-- Start of Task material --
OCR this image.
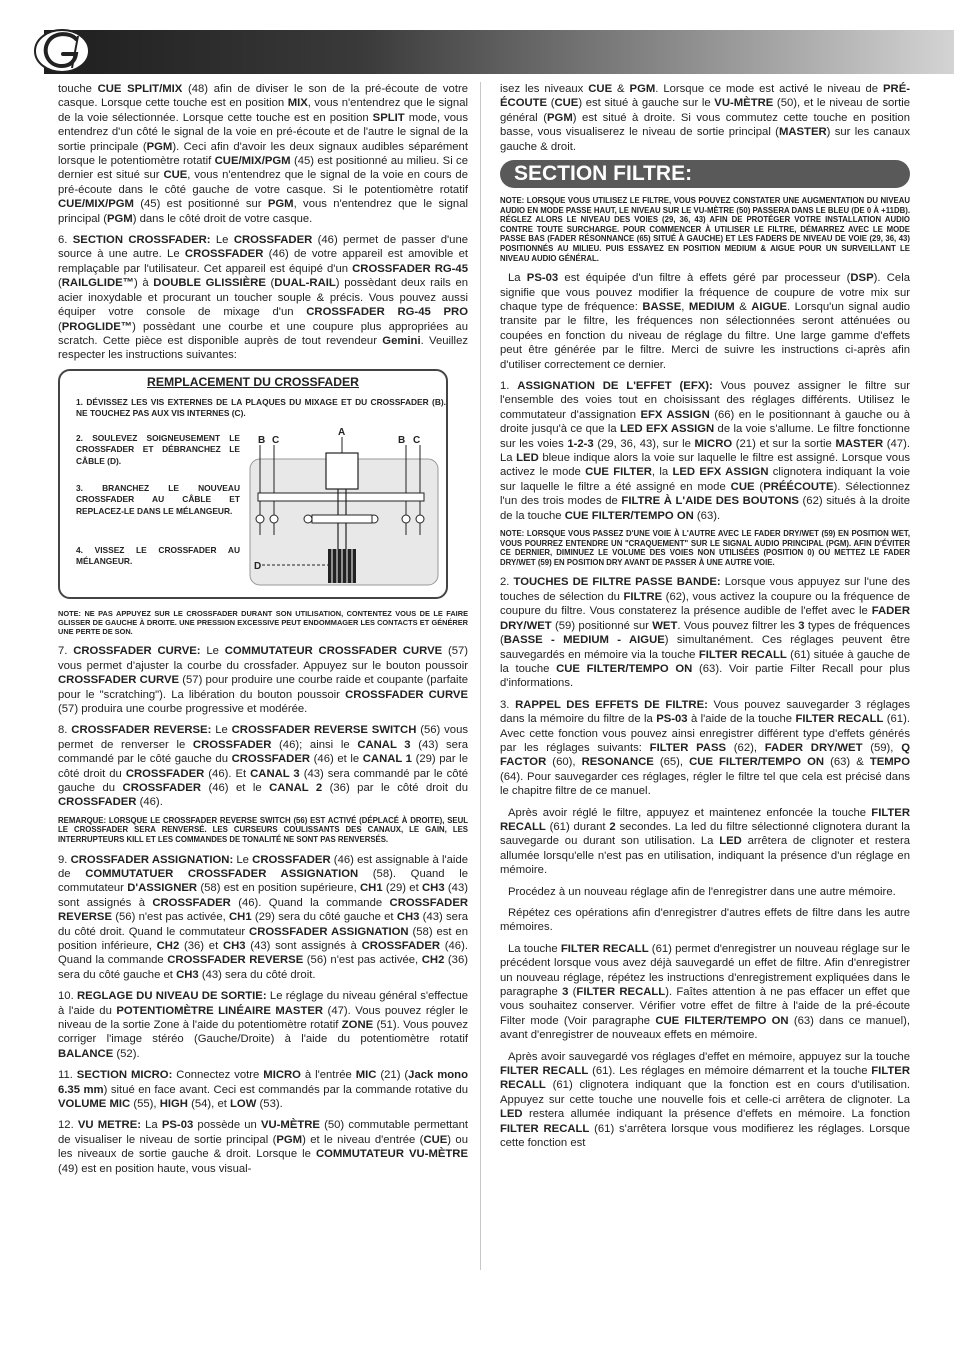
touche CUE SPLIT/MIX (48) afin de diviser le son de la pré-écoute de votre casque. Lorsque cette touche est en position MIX, vous n'entendrez que le signal de la voie sélectionnée. Lorsque cette touche est en position SPLIT mode, vous entendrez d'un côté le signal de la voie en pré-écoute et de l'autre le signal de la sortie principale (PGM). Ceci afin d'avoir les deux signaux audibles séparément lorsque le potentiomètre rotatif CUE/MIX/PGM (45) est positionné au milieu. Si ce dernier est situé sur CUE, vous n'entendrez que le signal de la voie en cours de pré-écoute dans le côté gauche de votre casque. Si le potentiomètre rotatif CUE/MIX/PGM (45) est positionné sur PGM, vous n'entendrez que le signal principal (PGM) dans le côté droit de votre casque.

6. SECTION CROSSFADER: Le CROSSFADER (46) permet de passer d'une source à une autre. Le CROSSFADER (46) de votre appareil est amovible et remplaçable par l'utilisateur. Cet appareil est équipé d'un CROSSFADER RG-45 (RAILGLIDE™) à DOUBLE GLISSIÈRE (DUAL-RAIL) possèdant deux rails en acier inoxydable et procurant un toucher souple & précis. Vous pouvez aussi équiper votre console de mixage d'un CROSSFADER RG-45 PRO (PROGLIDE™) possèdant une courbe et une coupure plus appropriées au scratch. Cette pièce est disponible auprès de tout revendeur Gemini. Veuillez respecter les instructions suivantes:

REMPLACEMENT DU CROSSFADER
1. DÉVISSEZ LES VIS EXTERNES DE LA PLAQUES DU MIXAGE ET DU CROSSFADER (B). NE TOUCHEZ PAS AUX VIS INTERNES (C).
2. SOULEVEZ SOIGNEUSEMENT LE CROSSFADER ET DÉBRANCHEZ LE CÂBLE (D).
3. BRANCHEZ LE NOUVEAU CROSSFADER AU CÂBLE ET REPLACEZ-LE DANS LE MÉLANGEUR.
4. VISSEZ LE CROSSFADER AU MÉLANGEUR.
B C
A
D
B C
NOTE: NE PAS APPUYEZ SUR LE CROSSFADER DURANT SON UTILISATION, CONTENTEZ VOUS DE LE FAIRE GLISSER DE GAUCHE À DROITE. UNE PRESSION EXCESSIVE PEUT ENDOMMAGER LES CONTACTS ET GÉNÉRER UNE PERTE DE SON.

7. CROSSFADER CURVE: Le COMMUTATEUR CROSSFADER CURVE (57) vous permet d'ajuster la courbe du crossfader. Appuyez sur le bouton poussoir CROSSFADER CURVE (57) pour produire une courbe raide et coupante (parfaite pour le "scratching"). La libération du bouton poussoir CROSSFADER CURVE (57) produira une courbe progressive et modérée.

8. CROSSFADER REVERSE: Le CROSSFADER REVERSE SWITCH (56) vous permet de renverser le CROSSFADER (46); ainsi le CANAL 3 (43) sera commandé par le côté gauche du CROSSFADER (46) et le CANAL 1 (29) par le côté droit du CROSSFADER (46). Et CANAL 3 (43) sera commandé par le côté gauche du CROSSFADER (46) et le CANAL 2 (36) par le côté droit du CROSSFADER (46).

REMARQUE: LORSQUE LE CROSSFADER REVERSE SWITCH (56) EST ACTIVÉ (DÉPLACÉ À DROITE), SEUL LE CROSSFADER SERA RENVERSÉ. LES CURSEURS COULISSANTS DES CANAUX, LE GAIN, LES INTERRUPTEURS KILL ET LES COMMANDES DE TONALITÉ NE SONT PAS RENVERSÉS.

9. CROSSFADER ASSIGNATION: Le CROSSFADER (46) est assignable à l'aide de COMMUTATUER CROSSFADER ASSIGNATION (58). Quand le commutateur D'ASSIGNER (58) est en position supérieure, CH1 (29) et CH3 (43) sont assignés à CROSSFADER (46). Quand la commande CROSSFADER REVERSE (56) n'est pas activée, CH1 (29) sera du côté gauche et CH3 (43) sera du côté droit. Quand le commutateur CROSSFADER ASSIGNATION (58) est en position inférieure, CH2 (36) et CH3 (43) sont assignés à CROSSFADER (46). Quand la commande CROSSFADER REVERSE (56) n'est pas activée, CH2 (36) sera du côté gauche et CH3 (43) sera du côté droit.

10. REGLAGE DU NIVEAU DE SORTIE: Le réglage du niveau général s'effectue à l'aide du POTENTIOMÈTRE LINÉAIRE MASTER (47). Vous pouvez régler le niveau de la sortie Zone à l'aide du potentiomètre rotatif ZONE (51). Vous pouvez corriger l'image stéréo (Gauche/Droite) à l'aide du potentiomètre rotatif BALANCE (52).

11. SECTION MICRO: Connectez votre MICRO à l'entrée MIC (21) (Jack mono 6.35 mm) situé en face avant. Ceci est commandés par la commande rotative du VOLUME MIC (55), HIGH (54), et LOW (53).

12. VU METRE: La PS-03 possède un VU-MÈTRE (50) commutable permettant de visualiser le niveau de sortie principal (PGM) et le niveau d'entrée (CUE) ou les niveaux de sortie gauche & droit. Lorsque le COMMUTATEUR VU-MÈTRE (49) est en position haute, vous visual-

isez les niveaux CUE & PGM. Lorsque ce mode est activé le niveau de PRÉ-ÉCOUTE (CUE) est situé à gauche sur le VU-MÈTRE (50), et le niveau de sortie général (PGM) est situé à droite. Si vous commutez cette touche en position basse, vous visualiserez le niveau de sortie principal (MASTER) sur les canaux gauche & droit.

SECTION FILTRE:
NOTE: LORSQUE VOUS UTILISEZ LE FILTRE, VOUS POUVEZ CONSTATER UNE AUGMENTATION DU NIVEAU AUDIO EN MODE PASSE HAUT, LE NIVEAU SUR LE VU-MÈTRE (50) PASSERA DANS LE BLEU (DE 0 À +11DB). RÉGLEZ ALORS LE NIVEAU DES VOIES (29, 36, 43) AFIN DE PROTÉGER VOTRE INSTALLATION AUDIO CONTRE TOUTE SURCHARGE. POUR COMMENCER À UTILISER LE FILTRE, DÉMARREZ AVEC LE MODE PASSE BAS (FADER RÉSONNANCE (65) SITUÉ À GAUCHE) ET LES FADERS DE NIVEAU DE VOIE (29, 36, 43) POSITIONNÉS AU MILIEU. PUIS ESSAYEZ EN POSITION MEDIUM & AIGUE POUR UN SURVEILLANT LE NIVEAU AUDIO GÉNÉRAL.

La PS-03 est équipée d'un filtre à effets géré par processeur (DSP). Cela signifie que vous pouvez modifier la fréquence de coupure de votre mix sur chaque type de fréquence: BASSE, MEDIUM & AIGUE. Lorsqu'un signal audio transite par le filtre, les fréquences non sélectionnées seront atténuées ou coupées en fonction du niveau de réglage du filtre. Une large gamme d'effets peut être générée par le filtre. Merci de suivre les instructions ci-après afin d'utiliser correctement ce dernier.

1. ASSIGNATION DE L'EFFET (EFX): Vous pouvez assigner le filtre sur l'ensemble des voies tout en choisissant des réglages différents. Utilisez le commutateur d'assignation EFX ASSIGN (66) en le positionnant à gauche ou à droite jusqu'à ce que la LED EFX ASSIGN de la voie s'allume. Le filtre fonctionne sur les voies 1-2-3 (29, 36, 43), sur le MICRO (21) et sur la sortie MASTER (47). La LED bleue indique alors la voie sur laquelle le filtre est assigné. Lorsque vous activez le mode CUE FILTER, la LED EFX ASSIGN clignotera indiquant la voie sur laquelle le filtre a été assigné en mode CUE (PRÉÉCOUTE). Sélectionnez l'un des trois modes de FILTRE À L'AIDE DES BOUTONS (62) situés à la droite de la touche CUE FILTER/TEMPO ON (63).

NOTE: LORSQUE VOUS PASSEZ D'UNE VOIE À L'AUTRE AVEC LE FADER DRY/WET (59) EN POSITION WET, VOUS POURREZ ENTENDRE UN "CRAQUEMENT" SUR LE SIGNAL AUDIO PRINCIPAL (PGM). AFIN D'ÉVITER CE DERNIER, DIMINUEZ LE VOLUME DES VOIES NON UTILISÉES (POSITION 0) OU METTEZ LE FADER DRY/WET (59) EN POSITION DRY AVANT DE PASSER À UNE AUTRE VOIE.

2. TOUCHES DE FILTRE PASSE BANDE: Lorsque vous appuyez sur l'une des touches de sélection du FILTRE (62), vous activez la coupure ou la fréquence de coupure du filtre. Vous constaterez la présence audible de l'effet avec le FADER DRY/WET (59) positionné sur WET. Vous pouvez filtrer les 3 types de fréquences (BASSE - MEDIUM - AIGUE) simultanément. Ces réglages peuvent être sauvegardés en mémoire via la touche FILTER RECALL (61) située à gauche de la touche CUE FILTER/TEMPO ON (63). Voir partie Filter Recall pour plus d'informations.

3. RAPPEL DES EFFETS DE FILTRE: Vous pouvez sauvegarder 3 réglages dans la mémoire du filtre de la PS-03 à l'aide de la touche FILTER RECALL (61). Avec cette fonction vous pouvez ainsi enregistrer différent type d'effets générés par les réglages suivants: FILTER PASS (62), FADER DRY/WET (59), Q FACTOR (60), RESONANCE (65), CUE FILTER/TEMPO ON (63) & TEMPO (64). Pour sauvegarder ces réglages, régler le filtre tel que cela est précisé dans le chapitre filtre de ce manuel.

Après avoir réglé le filtre, appuyez et maintenez enfoncée la touche FILTER RECALL (61) durant 2 secondes. La led du filtre sélectionné clignotera durant la sauvegarde ou durant son utilisation. La LED arrêtera de clignoter et restera allumée lorsqu'elle n'est pas en utilisation, indiquant la présence d'un réglage en mémoire.

Procédez à un nouveau réglage afin de l'enregistrer dans une autre mémoire.

Répétez ces opérations afin d'enregistrer d'autres effets de filtre dans les autre mémoires.

La touche FILTER RECALL (61) permet d'enregistrer un nouveau réglage sur le précédent lorsque vous avez déjà sauvegardé un effet de filtre. Afin d'enregistrer un nouveau réglage, répétez les instructions d'enregistrement expliquées dans le paragraphe 3 (FILTER RECALL). Faîtes attention à ne pas effacer un effet que vous souhaitez conserver. Vérifier votre effet de filtre à l'aide de la pré-écoute Filter mode (Voir paragraphe CUE FILTER/TEMPO ON (63) dans ce manuel), avant d'enregistrer de nouveaux effets en mémoire.

Après avoir sauvegardé vos réglages d'effet en mémoire, appuyez sur la touche FILTER RECALL (61). Les réglages en mémoire démarrent et la touche FILTER RECALL (61) clignotera indiquant que la fonction est en cours d'utilisation. Appuyez sur cette touche une nouvelle fois et celle-ci arrêtera de clignoter. La LED restera allumée indiquant la présence d'effets en mémoire. La fonction FILTER RECALL (61) s'arrêtera lorsque vous modifierez les réglages. Lorsque cette fonction est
-- End of Task material --
*What to work on*. State how many lines in the records above contain the word "courbe", and give only that number.

*Task result*. 2